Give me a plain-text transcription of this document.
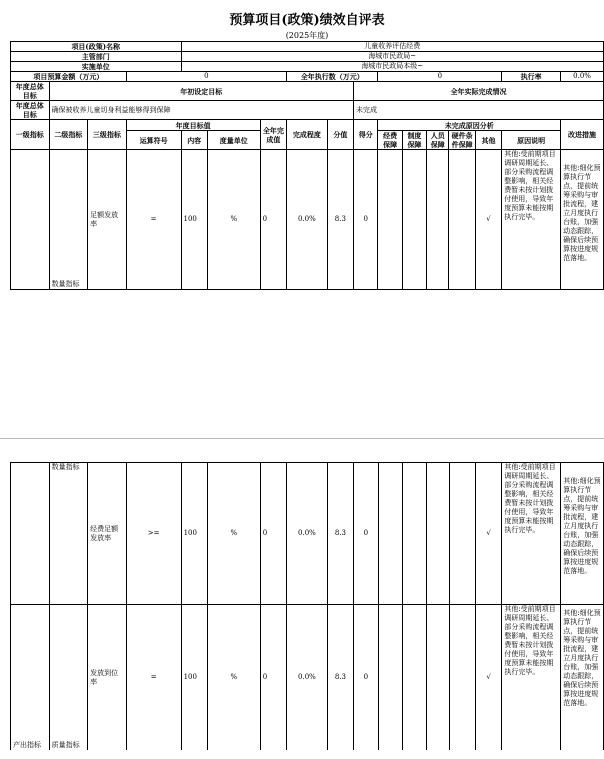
预算项目(政策)绩效自评表
(2025年度)
项目(政策)名称				儿童收养评估经费												
主管部门				海城市民政局~												
实施单位				海城市民政局本级~												
项目预算金额（万元）			0				全年执行数（万元）			0					执行率	0.0%
年度总体目标	年初设定目标								全年实际完成情况							
年度总体目标	确保被收养儿童切身利益能够得到保障								未完成							
一级指标	二级指标	三级指标	年度目标值			全年完成值	完成程度	分值	得分	未完成原因分析						改进措施
			运算符号	内容	度量单位					经费保障	制度保障	人员保障	硬件条件保障	其他	原因说明	

	数量指标	足额发放率	=	100	%	0	0.0%	8.3	0					√	其他:受前期项目调研周期延长、部分采购流程调整影响，相关经费暂未按计划拨付使用，导致年度预算未能按期执行完毕。	其他:细化预算执行节点，提前统筹采购与审批流程，建立月度执行台账，加强动态跟踪，确保后续预算按进度规范落地。
	数量指标	经费足额发放率	>=	100	%	0	0.0%	8.3	0					√	其他:受前期项目调研周期延长、部分采购流程调整影响，相关经费暂未按计划拨付使用，导致年度预算未能按期执行完毕。	其他:细化预算执行节点，提前统筹采购与审批流程，建立月度执行台账，加强动态跟踪，确保后续预算按进度规范落地。
产出指标	质量指标	发放到位率	=	100	%	0	0.0%	8.3	0					√	其他:受前期项目调研周期延长、部分采购流程调整影响，相关经费暂未按计划拨付使用，导致年度预算未能按期执行完毕。	其他:细化预算执行节点，提前统筹采购与审批流程，建立月度执行台账，加强动态跟踪，确保后续预算按进度规范落地。
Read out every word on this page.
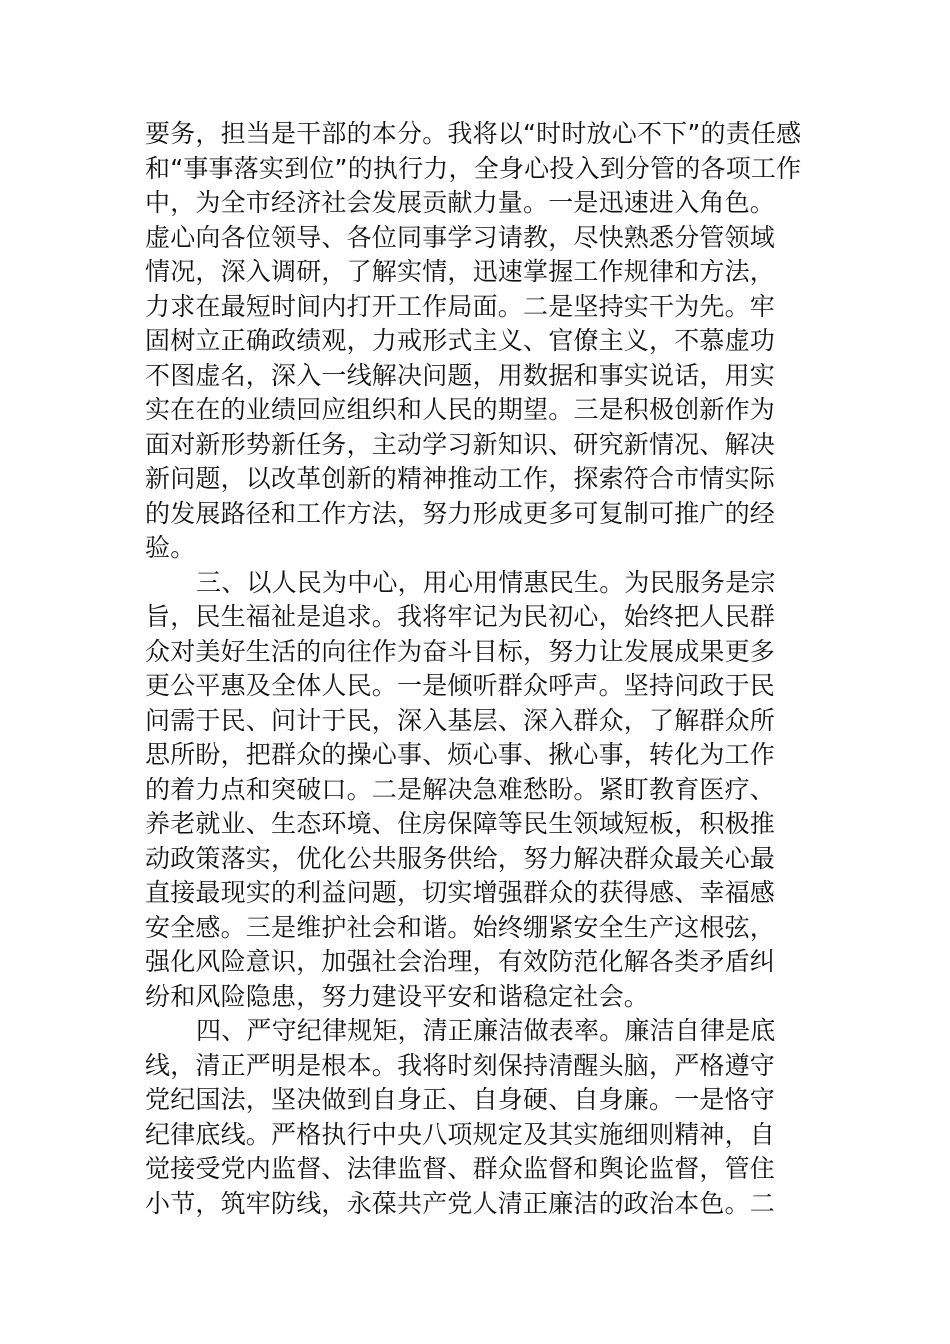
要务，担当是干部的本分。我将以“时时放心不下”的责任感
和“事事落实到位”的执行力，全身心投入到分管的各项工作
中，为全市经济社会发展贡献力量。一是迅速进入角色。
虚心向各位领导、各位同事学习请教，尽快熟悉分管领域
情况，深入调研，了解实情，迅速掌握工作规律和方法，
力求在最短时间内打开工作局面。二是坚持实干为先。牢
固树立正确政绩观，力戒形式主义、官僚主义，不慕虚功
不图虚名，深入一线解决问题，用数据和事实说话，用实
实在在的业绩回应组织和人民的期望。三是积极创新作为
面对新形势新任务，主动学习新知识、研究新情况、解决
新问题，以改革创新的精神推动工作，探索符合市情实际
的发展路径和工作方法，努力形成更多可复制可推广的经
验。
三、以人民为中心，用心用情惠民生。为民服务是宗
旨，民生福祉是追求。我将牢记为民初心，始终把人民群
众对美好生活的向往作为奋斗目标，努力让发展成果更多
更公平惠及全体人民。一是倾听群众呼声。坚持问政于民
问需于民、问计于民，深入基层、深入群众，了解群众所
思所盼，把群众的操心事、烦心事、揪心事，转化为工作
的着力点和突破口。二是解决急难愁盼。紧盯教育医疗、
养老就业、生态环境、住房保障等民生领域短板，积极推
动政策落实，优化公共服务供给，努力解决群众最关心最
直接最现实的利益问题，切实增强群众的获得感、幸福感
安全感。三是维护社会和谐。始终绷紧安全生产这根弦，
强化风险意识，加强社会治理，有效防范化解各类矛盾纠
纷和风险隐患，努力建设平安和谐稳定社会。
四、严守纪律规矩，清正廉洁做表率。廉洁自律是底
线，清正严明是根本。我将时刻保持清醒头脑，严格遵守
党纪国法，坚决做到自身正、自身硬、自身廉。一是恪守
纪律底线。严格执行中央八项规定及其实施细则精神，自
觉接受党内监督、法律监督、群众监督和舆论监督，管住
小节，筑牢防线，永葆共产党人清正廉洁的政治本色。二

.....

Directions for this task:
The pictures should not be reproduced; quote all of the other material exactly.

Response to the task:
Give me a plain-text transcription of this document.
预算项目(政策)绩效自评表
(2025年度)
项目(政策)名称				儿童收养评估经费												
主管部门				海城市民政局~												
实施单位				海城市民政局本级~												
项目预算金额（万元）			0				全年执行数（万元）			0					执行率	0.0%
年度总体目标	年初设定目标								全年实际完成情况							
年度总体目标	确保被收养儿童切身利益能够得到保障								未完成							
一级指标	二级指标	三级指标	年度目标值			全年完成值	完成程度	分值	得分	未完成原因分析						改进措施
			运算符号	内容	度量单位					经费保障	制度保障	人员保障	硬件条件保障	其他	原因说明	

	数量指标	足额发放率	=	100	%	0	0.0%	8.3	0					√	其他:受前期项目调研周期延长、部分采购流程调整影响，相关经费暂未按计划拨付使用，导致年度预算未能按期执行完毕。	其他:细化预算执行节点，提前统筹采购与审批流程，建立月度执行台账，加强动态跟踪，确保后续预算按进度规范落地。
	数量指标	经费足额发放率	>=	100	%	0	0.0%	8.3	0					√	其他:受前期项目调研周期延长、部分采购流程调整影响，相关经费暂未按计划拨付使用，导致年度预算未能按期执行完毕。	其他:细化预算执行节点，提前统筹采购与审批流程，建立月度执行台账，加强动态跟踪，确保后续预算按进度规范落地。
产出指标	质量指标	发放到位率	=	100	%	0	0.0%	8.3	0					√	其他:受前期项目调研周期延长、部分采购流程调整影响，相关经费暂未按计划拨付使用，导致年度预算未能按期执行完毕。	其他:细化预算执行节点，提前统筹采购与审批流程，建立月度执行台账，加强动态跟踪，确保后续预算按进度规范落地。
Read out every word on this page.
要务，担当是干部的本分。我将以“时时放心不下”的责任感
和“事事落实到位”的执行力，全身心投入到分管的各项工作
中，为全市经济社会发展贡献力量。一是迅速进入角色。
虚心向各位领导、各位同事学习请教，尽快熟悉分管领域
情况，深入调研，了解实情，迅速掌握工作规律和方法，
力求在最短时间内打开工作局面。二是坚持实干为先。牢
固树立正确政绩观，力戒形式主义、官僚主义，不慕虚功
不图虚名，深入一线解决问题，用数据和事实说话，用实
实在在的业绩回应组织和人民的期望。三是积极创新作为
面对新形势新任务，主动学习新知识、研究新情况、解决
新问题，以改革创新的精神推动工作，探索符合市情实际
的发展路径和工作方法，努力形成更多可复制可推广的经
验。
三、以人民为中心，用心用情惠民生。为民服务是宗
旨，民生福祉是追求。我将牢记为民初心，始终把人民群
众对美好生活的向往作为奋斗目标，努力让发展成果更多
更公平惠及全体人民。一是倾听群众呼声。坚持问政于民
问需于民、问计于民，深入基层、深入群众，了解群众所
思所盼，把群众的操心事、烦心事、揪心事，转化为工作
的着力点和突破口。二是解决急难愁盼。紧盯教育医疗、
养老就业、生态环境、住房保障等民生领域短板，积极推
动政策落实，优化公共服务供给，努力解决群众最关心最
直接最现实的利益问题，切实增强群众的获得感、幸福感
安全感。三是维护社会和谐。始终绷紧安全生产这根弦，
强化风险意识，加强社会治理，有效防范化解各类矛盾纠
纷和风险隐患，努力建设平安和谐稳定社会。
四、严守纪律规矩，清正廉洁做表率。廉洁自律是底
线，清正严明是根本。我将时刻保持清醒头脑，严格遵守
党纪国法，坚决做到自身正、自身硬、自身廉。一是恪守
纪律底线。严格执行中央八项规定及其实施细则精神，自
觉接受党内监督、法律监督、群众监督和舆论监督，管住
小节，筑牢防线，永葆共产党人清正廉洁的政治本色。二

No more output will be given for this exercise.